● What is being asked: Check every line below for the word "Jurídica" and copy the ones that have it.

● Dataset entries:

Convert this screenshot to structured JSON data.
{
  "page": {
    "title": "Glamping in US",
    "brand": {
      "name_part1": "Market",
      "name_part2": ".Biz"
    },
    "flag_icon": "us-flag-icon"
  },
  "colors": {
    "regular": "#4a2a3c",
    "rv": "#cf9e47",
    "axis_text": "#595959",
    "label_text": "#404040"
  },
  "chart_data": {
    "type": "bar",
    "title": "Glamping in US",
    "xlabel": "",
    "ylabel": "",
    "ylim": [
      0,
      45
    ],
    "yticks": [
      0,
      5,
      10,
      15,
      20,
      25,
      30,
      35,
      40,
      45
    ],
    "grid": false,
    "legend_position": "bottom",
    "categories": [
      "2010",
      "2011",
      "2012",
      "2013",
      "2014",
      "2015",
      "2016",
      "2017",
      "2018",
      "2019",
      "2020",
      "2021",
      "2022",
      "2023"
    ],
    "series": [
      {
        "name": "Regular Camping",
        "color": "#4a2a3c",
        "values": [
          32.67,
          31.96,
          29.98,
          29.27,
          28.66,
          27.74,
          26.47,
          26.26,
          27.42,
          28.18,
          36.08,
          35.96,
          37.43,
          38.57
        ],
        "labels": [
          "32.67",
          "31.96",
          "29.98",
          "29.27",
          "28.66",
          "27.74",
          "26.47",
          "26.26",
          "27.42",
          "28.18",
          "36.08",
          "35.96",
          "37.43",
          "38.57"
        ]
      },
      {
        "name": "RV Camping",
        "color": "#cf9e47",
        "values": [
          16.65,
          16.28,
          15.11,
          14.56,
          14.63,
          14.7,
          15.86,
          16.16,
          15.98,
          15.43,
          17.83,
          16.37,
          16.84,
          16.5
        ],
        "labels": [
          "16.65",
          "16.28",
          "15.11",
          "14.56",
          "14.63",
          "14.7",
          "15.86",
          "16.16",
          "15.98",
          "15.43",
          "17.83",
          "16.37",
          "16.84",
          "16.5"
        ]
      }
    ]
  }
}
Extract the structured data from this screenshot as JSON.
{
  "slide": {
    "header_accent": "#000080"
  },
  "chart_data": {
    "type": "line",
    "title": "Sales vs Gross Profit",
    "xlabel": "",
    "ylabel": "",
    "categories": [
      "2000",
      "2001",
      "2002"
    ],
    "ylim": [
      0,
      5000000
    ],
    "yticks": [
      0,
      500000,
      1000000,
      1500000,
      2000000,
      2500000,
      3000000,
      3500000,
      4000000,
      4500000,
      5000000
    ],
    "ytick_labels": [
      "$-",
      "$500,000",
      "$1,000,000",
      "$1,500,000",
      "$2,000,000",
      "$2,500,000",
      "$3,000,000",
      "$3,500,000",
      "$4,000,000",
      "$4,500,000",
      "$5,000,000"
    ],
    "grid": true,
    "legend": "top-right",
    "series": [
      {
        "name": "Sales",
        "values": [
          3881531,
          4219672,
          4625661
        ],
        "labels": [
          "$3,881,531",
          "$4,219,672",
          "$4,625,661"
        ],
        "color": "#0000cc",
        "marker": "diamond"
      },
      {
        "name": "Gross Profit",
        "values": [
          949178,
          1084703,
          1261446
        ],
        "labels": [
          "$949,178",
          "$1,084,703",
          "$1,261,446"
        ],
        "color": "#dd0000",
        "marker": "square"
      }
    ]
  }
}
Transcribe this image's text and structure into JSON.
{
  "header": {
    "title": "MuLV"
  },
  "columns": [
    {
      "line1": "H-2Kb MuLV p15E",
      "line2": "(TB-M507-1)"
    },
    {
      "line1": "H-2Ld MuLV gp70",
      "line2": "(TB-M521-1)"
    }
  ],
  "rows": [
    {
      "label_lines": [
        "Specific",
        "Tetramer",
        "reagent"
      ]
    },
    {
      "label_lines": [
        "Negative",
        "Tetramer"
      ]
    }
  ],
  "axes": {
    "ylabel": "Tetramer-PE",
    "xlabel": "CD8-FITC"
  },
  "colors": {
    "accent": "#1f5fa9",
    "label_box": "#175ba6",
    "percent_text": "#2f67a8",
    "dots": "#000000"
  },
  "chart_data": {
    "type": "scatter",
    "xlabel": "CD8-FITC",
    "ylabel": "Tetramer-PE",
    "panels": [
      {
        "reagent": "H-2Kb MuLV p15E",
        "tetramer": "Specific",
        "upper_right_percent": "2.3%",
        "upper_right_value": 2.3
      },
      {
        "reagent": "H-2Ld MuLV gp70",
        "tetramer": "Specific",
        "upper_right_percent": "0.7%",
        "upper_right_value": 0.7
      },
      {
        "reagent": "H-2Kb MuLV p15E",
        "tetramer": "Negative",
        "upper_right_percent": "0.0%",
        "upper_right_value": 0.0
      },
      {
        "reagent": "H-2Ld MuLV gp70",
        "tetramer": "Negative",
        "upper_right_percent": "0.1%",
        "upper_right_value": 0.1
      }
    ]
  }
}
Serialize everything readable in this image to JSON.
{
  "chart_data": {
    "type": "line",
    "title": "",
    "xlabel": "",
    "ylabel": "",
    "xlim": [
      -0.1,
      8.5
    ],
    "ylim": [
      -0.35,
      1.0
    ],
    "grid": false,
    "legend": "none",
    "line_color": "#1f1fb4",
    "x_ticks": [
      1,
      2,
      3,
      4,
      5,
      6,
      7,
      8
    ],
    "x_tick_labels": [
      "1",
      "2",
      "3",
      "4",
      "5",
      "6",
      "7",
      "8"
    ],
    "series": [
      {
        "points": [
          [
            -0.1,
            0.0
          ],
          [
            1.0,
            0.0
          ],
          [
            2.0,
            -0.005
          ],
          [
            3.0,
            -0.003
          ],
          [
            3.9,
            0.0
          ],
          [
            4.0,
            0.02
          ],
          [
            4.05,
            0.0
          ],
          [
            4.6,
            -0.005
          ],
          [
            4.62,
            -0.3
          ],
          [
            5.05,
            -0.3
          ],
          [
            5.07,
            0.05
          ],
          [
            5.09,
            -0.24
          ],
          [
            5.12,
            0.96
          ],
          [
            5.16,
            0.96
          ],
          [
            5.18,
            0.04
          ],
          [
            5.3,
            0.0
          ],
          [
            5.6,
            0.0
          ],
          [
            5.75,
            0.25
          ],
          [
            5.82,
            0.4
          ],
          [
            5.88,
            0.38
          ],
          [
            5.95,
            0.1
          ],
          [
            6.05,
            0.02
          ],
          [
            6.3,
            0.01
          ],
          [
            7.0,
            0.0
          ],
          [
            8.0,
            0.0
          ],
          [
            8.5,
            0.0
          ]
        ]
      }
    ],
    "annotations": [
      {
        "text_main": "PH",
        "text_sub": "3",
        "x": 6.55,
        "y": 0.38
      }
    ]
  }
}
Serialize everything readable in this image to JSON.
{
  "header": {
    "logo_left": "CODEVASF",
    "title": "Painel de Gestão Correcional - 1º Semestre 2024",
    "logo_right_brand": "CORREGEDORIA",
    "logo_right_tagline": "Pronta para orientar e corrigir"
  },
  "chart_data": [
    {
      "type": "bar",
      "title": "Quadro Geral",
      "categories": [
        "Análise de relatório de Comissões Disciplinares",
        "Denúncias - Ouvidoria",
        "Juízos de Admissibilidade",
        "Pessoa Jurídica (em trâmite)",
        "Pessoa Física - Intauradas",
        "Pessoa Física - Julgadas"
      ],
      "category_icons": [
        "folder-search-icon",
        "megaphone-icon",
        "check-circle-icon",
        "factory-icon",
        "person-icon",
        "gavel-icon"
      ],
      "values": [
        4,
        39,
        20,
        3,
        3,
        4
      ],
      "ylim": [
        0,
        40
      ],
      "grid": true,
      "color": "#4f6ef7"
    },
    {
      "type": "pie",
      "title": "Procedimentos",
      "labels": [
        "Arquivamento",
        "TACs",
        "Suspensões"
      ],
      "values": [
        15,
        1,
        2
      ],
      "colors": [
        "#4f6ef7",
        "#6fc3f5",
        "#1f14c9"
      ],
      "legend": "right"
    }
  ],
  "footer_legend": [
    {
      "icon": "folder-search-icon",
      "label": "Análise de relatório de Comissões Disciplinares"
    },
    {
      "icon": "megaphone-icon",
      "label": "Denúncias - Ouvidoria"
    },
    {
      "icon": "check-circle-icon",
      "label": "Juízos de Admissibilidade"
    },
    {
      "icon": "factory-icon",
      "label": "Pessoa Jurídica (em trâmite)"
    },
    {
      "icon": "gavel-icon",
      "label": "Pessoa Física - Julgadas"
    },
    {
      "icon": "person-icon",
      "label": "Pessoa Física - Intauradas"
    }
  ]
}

● Full answer:
        "Pessoa Jurídica (em trâmite)",
      "label": "Pessoa Jurídica (em trâmite)"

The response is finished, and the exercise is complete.